» **DATASET EXTRACT**:

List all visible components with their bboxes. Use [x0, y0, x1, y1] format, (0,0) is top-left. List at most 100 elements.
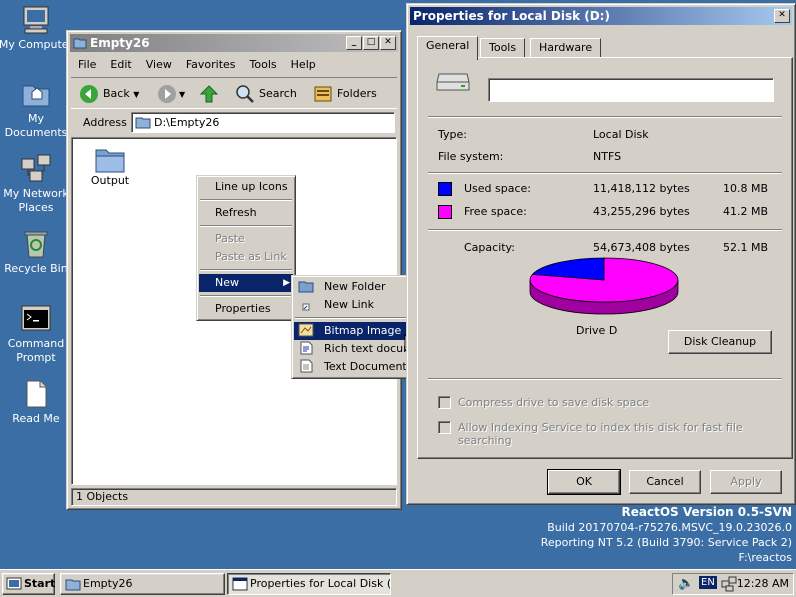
folder-icon	[65, 579, 81, 591]
version-watermark: ReactOS Version 0.5-SVN Build 20170704-r…	[541, 505, 792, 565]
menu-file[interactable]: File	[71, 55, 103, 74]
explorer-titlebar[interactable]: Empty26 _ □ ✕	[70, 34, 398, 52]
desktop-icon-label: My Network Places	[3, 187, 69, 214]
back-button[interactable]: Back ▼	[77, 81, 147, 107]
general-tab-panel: Type: Local Disk File system: NTFS Used …	[417, 57, 793, 459]
start-logo-icon	[6, 577, 22, 590]
network-icon[interactable]	[721, 576, 737, 592]
file-system-label: File system:	[438, 150, 504, 163]
folder-icon	[95, 149, 125, 173]
desktop-icon-my-computer[interactable]: My Computer	[0, 4, 74, 52]
explorer-toolbar: Back ▼ ▼ Search Folders	[71, 77, 397, 109]
menu-separator	[200, 199, 292, 201]
desktop-icon-my-network-places[interactable]: My Network Places	[0, 153, 74, 215]
up-button[interactable]	[197, 81, 223, 107]
language-indicator[interactable]: EN	[699, 576, 717, 589]
folder-icon	[135, 117, 151, 129]
document-icon	[26, 380, 47, 408]
properties-title: Properties for Local Disk (D:)	[413, 9, 610, 23]
chevron-down-icon[interactable]: ▼	[133, 90, 139, 99]
menu-item-paste: Paste	[215, 232, 245, 245]
desktop-icon-my-documents[interactable]: My Documents	[0, 78, 74, 140]
network-icon	[21, 154, 51, 182]
cancel-button[interactable]: Cancel	[629, 470, 701, 494]
close-button[interactable]: ✕	[380, 36, 396, 50]
task-button-explorer[interactable]: Empty26	[60, 573, 225, 595]
documents-folder-icon	[22, 85, 50, 107]
back-arrow-icon	[80, 85, 98, 103]
folders-button[interactable]: Folders	[311, 81, 381, 107]
menu-help[interactable]: Help	[284, 55, 323, 74]
menu-separator	[200, 295, 292, 297]
menu-item-paste-as-link: Paste as Link	[215, 250, 287, 263]
address-input[interactable]: D:\Empty26	[131, 112, 395, 133]
address-label: Address	[83, 116, 127, 129]
search-button[interactable]: Search	[233, 81, 303, 107]
drive-name: Drive D	[576, 324, 618, 337]
forward-button[interactable]: ▼	[155, 81, 191, 107]
desktop-icon-label: Command Prompt	[7, 337, 65, 364]
path-line: F:\reactos	[738, 551, 793, 564]
menu-favorites[interactable]: Favorites	[179, 55, 243, 74]
file-item[interactable]: Output	[80, 146, 140, 187]
bitmap-image-icon	[298, 323, 314, 337]
used-space-bytes: 11,418,112 bytes	[593, 182, 690, 195]
status-text: 1 Objects	[76, 490, 129, 503]
free-space-mb: 41.2 MB	[722, 205, 768, 218]
version-line: ReactOS Version 0.5-SVN	[621, 505, 792, 519]
desktop-icon-label: Read Me	[12, 412, 60, 425]
desktop-icon-command-prompt[interactable]: Command Prompt	[0, 303, 74, 365]
properties-dialog[interactable]: Properties for Local Disk (D:) ✕ General…	[406, 3, 796, 505]
divider	[428, 116, 782, 118]
disk-cleanup-button[interactable]: Disk Cleanup	[668, 330, 772, 354]
system-tray: 🔈 EN 12:28 AM	[672, 573, 794, 595]
menu-item-line-up-icons[interactable]: Line up Icons	[199, 178, 293, 196]
clock[interactable]: 12:28 AM	[737, 577, 789, 590]
desktop-icon-label: My Computer	[0, 38, 74, 51]
folders-icon	[314, 86, 332, 102]
folder-icon	[298, 281, 314, 293]
desktop-icon-read-me[interactable]: Read Me	[0, 378, 74, 426]
submenu-arrow-icon: ▶	[283, 278, 290, 288]
menu-view[interactable]: View	[139, 55, 179, 74]
recycle-bin-icon	[24, 231, 48, 258]
type-value: Local Disk	[593, 128, 649, 141]
used-space-swatch	[438, 182, 452, 196]
indexing-label: Allow Indexing Service to index this dis…	[458, 421, 743, 447]
menu-separator	[200, 269, 292, 271]
tab-general[interactable]: General	[417, 36, 479, 60]
rich-text-icon	[300, 341, 313, 355]
ok-button[interactable]: OK	[547, 469, 621, 495]
chevron-down-icon[interactable]: ▼	[179, 90, 185, 99]
desktop-icon-recycle-bin[interactable]: Recycle Bin	[0, 228, 74, 276]
volume-icon[interactable]: 🔈	[678, 576, 694, 591]
terminal-icon	[21, 305, 51, 331]
close-button[interactable]: ✕	[774, 9, 790, 23]
drive-label-input[interactable]	[488, 78, 774, 102]
maximize-button[interactable]: □	[363, 36, 379, 50]
build-line: Build 20170704-r75276.MSVC_19.0.23026.0	[547, 521, 792, 534]
menu-item-refresh[interactable]: Refresh	[199, 204, 293, 222]
file-item-label: Output	[90, 174, 130, 187]
properties-titlebar[interactable]: Properties for Local Disk (D:) ✕	[410, 7, 792, 25]
menu-edit[interactable]: Edit	[103, 55, 138, 74]
shortcut-icon	[302, 303, 310, 311]
capacity-label: Capacity:	[464, 241, 515, 254]
menu-item-properties[interactable]: Properties	[199, 300, 293, 318]
context-menu: Line up Icons Refresh Paste Paste as Lin…	[196, 175, 296, 321]
indexing-checkbox	[438, 421, 451, 434]
desktop-icon-label: My Documents	[4, 112, 68, 139]
free-space-bytes: 43,255,296 bytes	[593, 205, 690, 218]
tab-hardware[interactable]: Hardware	[530, 38, 602, 58]
start-button[interactable]: Start	[2, 573, 55, 595]
menu-tools[interactable]: Tools	[243, 55, 284, 74]
divider	[428, 172, 782, 174]
tab-tools[interactable]: Tools	[480, 38, 526, 58]
status-bar: 1 Objects	[71, 488, 397, 506]
minimize-button[interactable]: _	[346, 36, 362, 50]
capacity-bytes: 54,673,408 bytes	[593, 241, 690, 254]
menu-item-new[interactable]: New ▶	[199, 274, 293, 292]
disk-usage-pie	[529, 257, 679, 315]
used-space-label: Used space:	[464, 182, 532, 195]
task-button-properties[interactable]: Properties for Local Disk (D:)	[227, 573, 391, 595]
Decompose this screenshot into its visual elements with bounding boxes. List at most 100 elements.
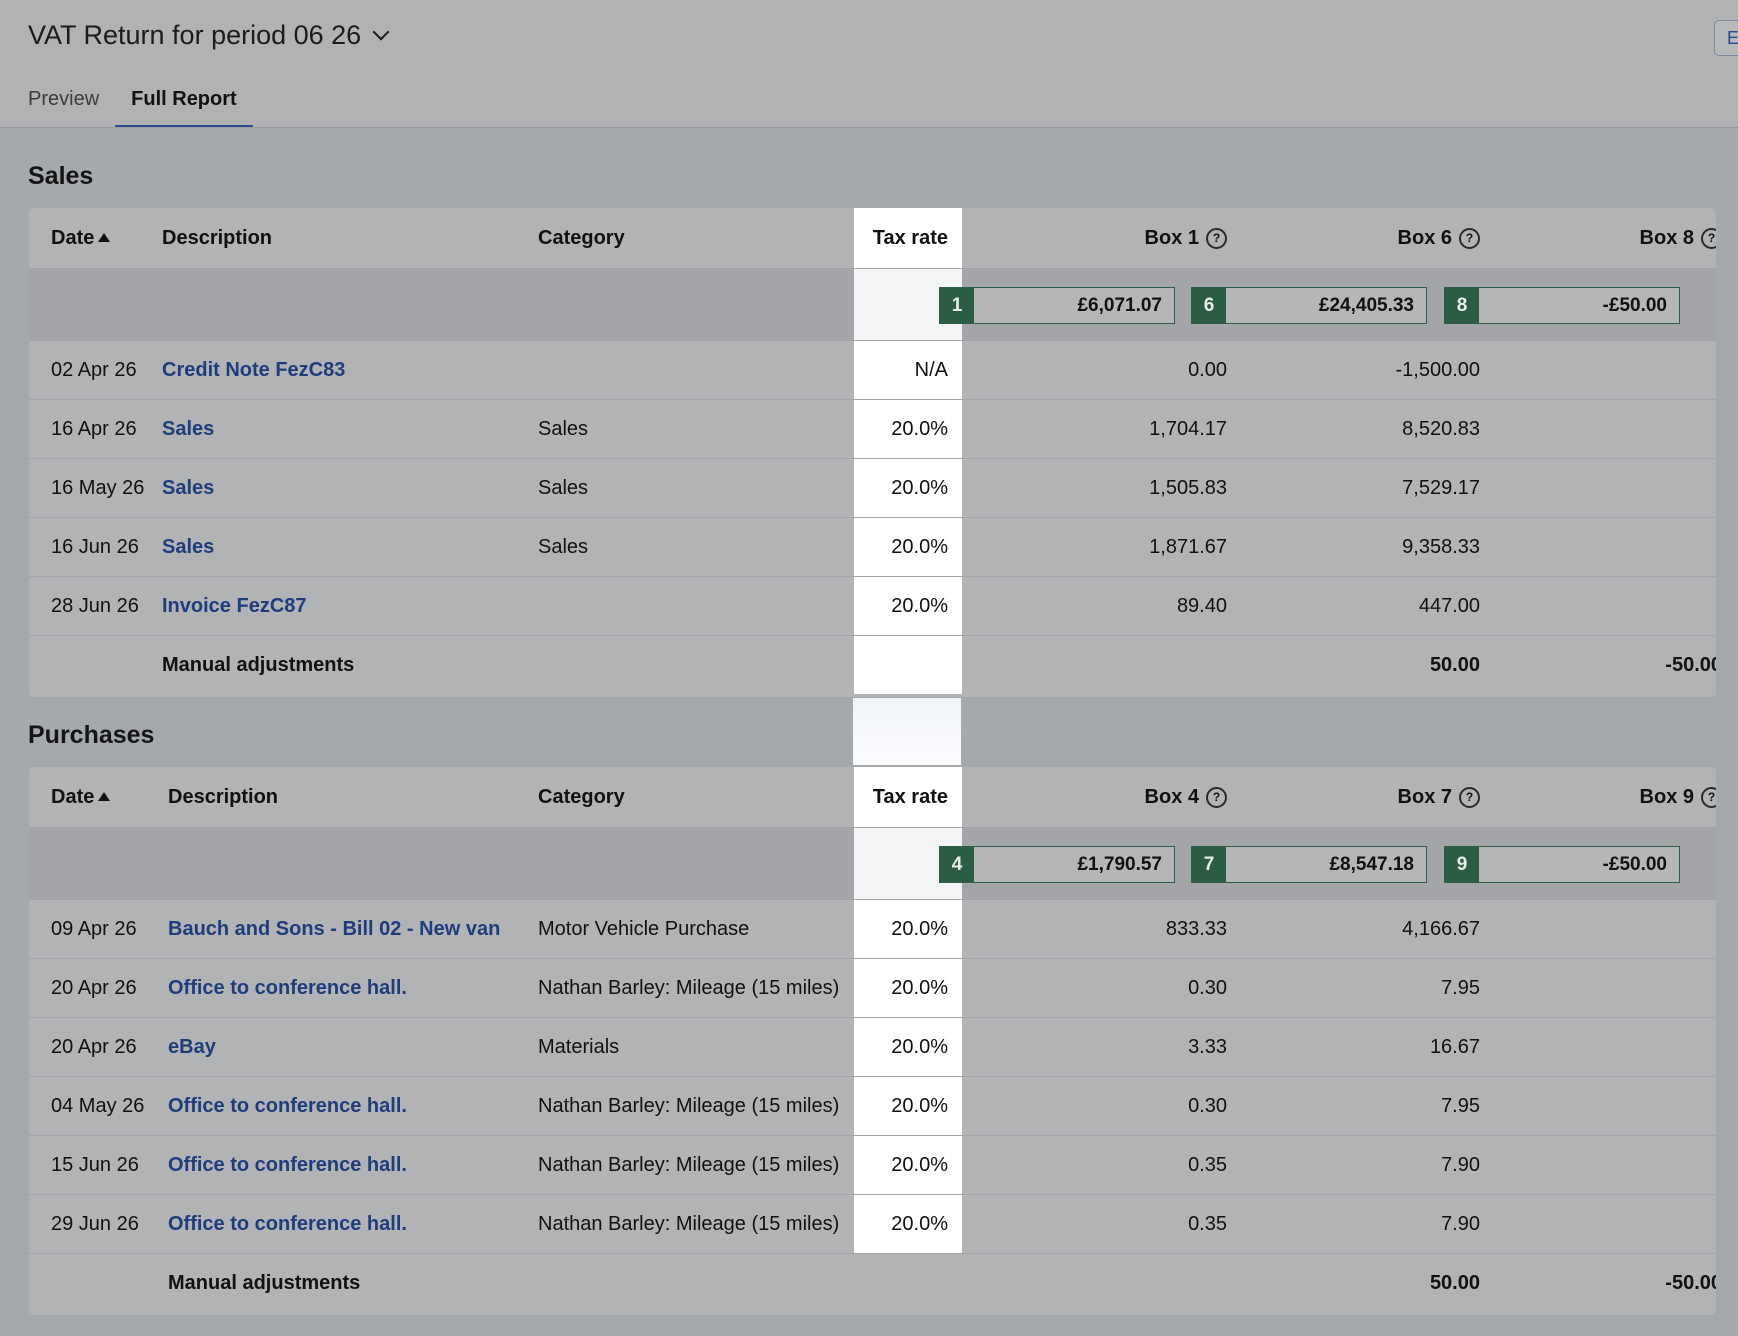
box-header-label: Box 6 <box>1397 226 1452 249</box>
box-total-badge: 9 -£50.00 <box>1444 846 1680 883</box>
row-category: Nathan Barley: Mileage (15 miles) <box>538 1212 840 1235</box>
row-box-value: 16.67 <box>1429 1035 1480 1058</box>
table-header-row: Date Description Category Tax rate Box 1? Box… <box>29 208 1716 269</box>
table-row: 28 Jun 26 Invoice FezC87 20.0% 89.40 447.00 <box>29 577 1716 636</box>
row-box-value <box>1522 459 1716 517</box>
row-description-link[interactable]: Office to conference hall. <box>168 1195 528 1253</box>
row-box-value <box>1522 341 1716 399</box>
row-description-link[interactable]: Sales <box>162 459 522 517</box>
row-category: Sales <box>538 535 589 558</box>
box-total-badge: 8 -£50.00 <box>1444 287 1680 324</box>
table-row: 02 Apr 26 Credit Note FezC83 N/A 0.00 -1,500… <box>29 341 1716 400</box>
row-description-link[interactable]: Invoice FezC87 <box>162 577 522 635</box>
table-row: 20 Apr 26 Office to conference hall. Natha… <box>29 959 1716 1018</box>
box-header-label: Box 7 <box>1397 785 1452 808</box>
row-box-value: 0.00 <box>1188 358 1227 381</box>
row-box-value <box>1522 900 1716 958</box>
manual-adjustments-row: Manual adjustments 50.00 -50.00 <box>29 636 1716 694</box>
row-date: 04 May 26 <box>51 1094 145 1117</box>
box-total-amount: £6,071.07 <box>1077 294 1162 316</box>
box-number: 9 <box>1445 847 1479 882</box>
date-header-label: Date <box>51 785 95 808</box>
manual-box-value: -50.00 <box>1665 1271 1717 1294</box>
row-description-link[interactable]: Office to conference hall. <box>168 1136 528 1194</box>
table-row: 16 Apr 26 Sales Sales 20.0% 1,704.17 8,520.83 <box>29 400 1716 459</box>
box-number: 1 <box>940 288 974 323</box>
row-description-link[interactable]: Office to conference hall. <box>168 1077 528 1135</box>
help-icon[interactable]: ? <box>1701 786 1716 808</box>
row-date: 20 Apr 26 <box>51 976 137 999</box>
export-button[interactable]: E <box>1714 20 1738 56</box>
row-box-value: 8,520.83 <box>1402 417 1480 440</box>
row-box-value <box>1522 577 1716 635</box>
row-box-value: 447.00 <box>1418 594 1480 617</box>
row-box-value <box>1522 400 1716 458</box>
row-description-link[interactable]: Sales <box>162 400 522 458</box>
box-number: 8 <box>1445 288 1479 323</box>
box-total-badge: 1 £6,071.07 <box>939 287 1175 324</box>
tax-rate-highlight-band <box>853 697 961 765</box>
row-box-value: 0.35 <box>1188 1153 1227 1176</box>
row-box-value: -1,500.00 <box>1395 358 1480 381</box>
tab-bar: Preview Full Report <box>28 88 253 128</box>
row-box-value <box>1522 1195 1716 1253</box>
table-row: 20 Apr 26 eBay Materials 20.0% 3.33 16.67 <box>29 1018 1716 1077</box>
box-total-amount: £1,790.57 <box>1077 853 1162 875</box>
help-icon[interactable]: ? <box>1206 786 1227 808</box>
box-total-amount: -£50.00 <box>1602 853 1667 875</box>
row-tax-rate: 20.0% <box>891 476 948 499</box>
period-selector[interactable]: VAT Return for period 06 26 <box>28 20 390 51</box>
tax-rate-column-header: Tax rate <box>872 785 948 808</box>
row-category: Motor Vehicle Purchase <box>538 917 750 940</box>
row-date: 20 Apr 26 <box>51 1035 137 1058</box>
box-column-header: Box 1? <box>1027 208 1227 268</box>
row-date: 16 May 26 <box>51 476 145 499</box>
row-description-link[interactable]: eBay <box>168 1018 528 1076</box>
help-icon[interactable]: ? <box>1701 227 1716 249</box>
box-column-header: Box 8? <box>1522 208 1716 268</box>
help-icon[interactable]: ? <box>1459 786 1480 808</box>
help-icon[interactable]: ? <box>1459 227 1480 249</box>
row-box-value: 7.95 <box>1441 976 1480 999</box>
date-column-header[interactable]: Date <box>51 767 151 827</box>
row-box-value: 0.30 <box>1188 1094 1227 1117</box>
date-column-header[interactable]: Date <box>51 208 151 268</box>
row-box-value: 3.33 <box>1188 1035 1227 1058</box>
category-column-header: Category <box>538 226 625 249</box>
tab-preview[interactable]: Preview <box>28 88 99 128</box>
box-column-header: Box 4? <box>1027 767 1227 827</box>
box-total-amount: £8,547.18 <box>1329 853 1414 875</box>
row-box-value <box>1522 1077 1716 1135</box>
row-tax-rate: 20.0% <box>891 594 948 617</box>
manual-adjustments-label: Manual adjustments <box>162 653 355 676</box>
purchases-section-title: Purchases <box>28 721 155 749</box>
row-box-value <box>1522 959 1716 1017</box>
tab-full-report[interactable]: Full Report <box>115 88 253 128</box>
row-description-link[interactable]: Sales <box>162 518 522 576</box>
row-description-link[interactable]: Office to conference hall. <box>168 959 528 1017</box>
manual-box-value <box>1027 636 1227 694</box>
row-box-value: 0.35 <box>1188 1212 1227 1235</box>
table-row: 29 Jun 26 Office to conference hall. Natha… <box>29 1195 1716 1254</box>
row-category: Nathan Barley: Mileage (15 miles) <box>538 1153 840 1176</box>
row-tax-rate: 20.0% <box>891 976 948 999</box>
box-number: 6 <box>1192 288 1226 323</box>
row-tax-rate: 20.0% <box>891 1035 948 1058</box>
row-description-link[interactable]: Bauch and Sons - Bill 02 - New van <box>168 900 528 958</box>
box-number: 4 <box>940 847 974 882</box>
help-icon[interactable]: ? <box>1206 227 1227 249</box>
row-box-value: 4,166.67 <box>1402 917 1480 940</box>
row-description-link[interactable]: Credit Note FezC83 <box>162 341 522 399</box>
tax-rate-column-header: Tax rate <box>872 226 948 249</box>
manual-adjustments-row: Manual adjustments 50.00 -50.00 <box>29 1254 1716 1312</box>
table-row: 04 May 26 Office to conference hall. Natha… <box>29 1077 1716 1136</box>
row-box-value: 7.90 <box>1441 1153 1480 1176</box>
row-tax-rate: 20.0% <box>891 1212 948 1235</box>
category-column-header: Category <box>538 785 625 808</box>
purchases-table: Date Description Category Tax rate Box 4? Box… <box>28 766 1717 1316</box>
table-row: 15 Jun 26 Office to conference hall. Natha… <box>29 1136 1716 1195</box>
row-category <box>538 577 848 635</box>
page-title: VAT Return for period 06 26 <box>28 20 362 50</box>
box-total-amount: £24,405.33 <box>1318 294 1414 316</box>
box-total-badge: 7 £8,547.18 <box>1191 846 1427 883</box>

» **PROBLEM STATEMENT**:
Render the listing from the line containing "579, 81, 591]" through the line containing "85, 98, 103]", both ends included, as a Markdown table with columns Row and Item. Number each line in Row, put its text in Item, and omit blank lines.

» **EXERCISE OUTPUT**:
| Row | Item |
|---|---|
| 1 | folder-icon	[65, 579, 81, 591] |
| 2 | version-watermark: ReactOS Version 0.5-SVN Build 20170704-r…	[541, 505, 792, 565] |
| 3 | menu-file[interactable]: File	[71, 55, 103, 74] |
| 4 | explorer-titlebar[interactable]: Empty26 _ □ ✕	[70, 34, 398, 52] |
| 5 | desktop-icon-label: My Network Places	[3, 187, 69, 214] |
| 6 | back-button[interactable]: Back ▼	[77, 81, 147, 107] |
| 7 | general-tab-panel: Type: Local Disk File system: NTFS Used …	[417, 57, 793, 459] |
| 8 | start-logo-icon	[6, 577, 22, 590] |
| 9 | network-icon[interactable]	[721, 576, 737, 592] |
| 10 | file-system-label: File system:	[438, 150, 504, 163] |
| 11 | folder-icon	[95, 149, 125, 173] |
| 12 | desktop-icon-my-computer[interactable]: My Computer	[0, 4, 74, 52] |
| 13 | explorer-toolbar: Back ▼ ▼ Search Folders	[71, 77, 397, 109] |
| 14 | menu-separator	[200, 199, 292, 201] |
| 15 | desktop-icon-my-network-places[interactable]: My Network Places	[0, 153, 74, 215] |
| 16 | up-button[interactable]	[197, 81, 223, 107] |
| 17 | language-indicator[interactable]: EN	[699, 576, 717, 589] |
| 18 | folder-icon	[135, 117, 151, 129] |
| 19 | document-icon	[26, 380, 47, 408] |
| 20 | properties-title: Properties for Local Disk (D:)	[413, 9, 610, 23] |
| 21 | chevron-down-icon[interactable]: ▼	[133, 90, 139, 99] |
| 22 | menu-item-paste: Paste	[215, 232, 245, 245] |
| 23 | desktop-icon-my-documents[interactable]: My Documents	[0, 78, 74, 140] |
| 24 | network-icon	[21, 154, 51, 182] |
| 25 | cancel-button[interactable]: Cancel	[629, 470, 701, 494] |
| 26 | close-button[interactable]: ✕	[380, 36, 396, 50] |
| 27 | task-button-explorer[interactable]: Empty26	[60, 573, 225, 595] |
| 28 | documents-folder-icon	[22, 85, 50, 107] |
| 29 | back-arrow-icon	[80, 85, 98, 103] |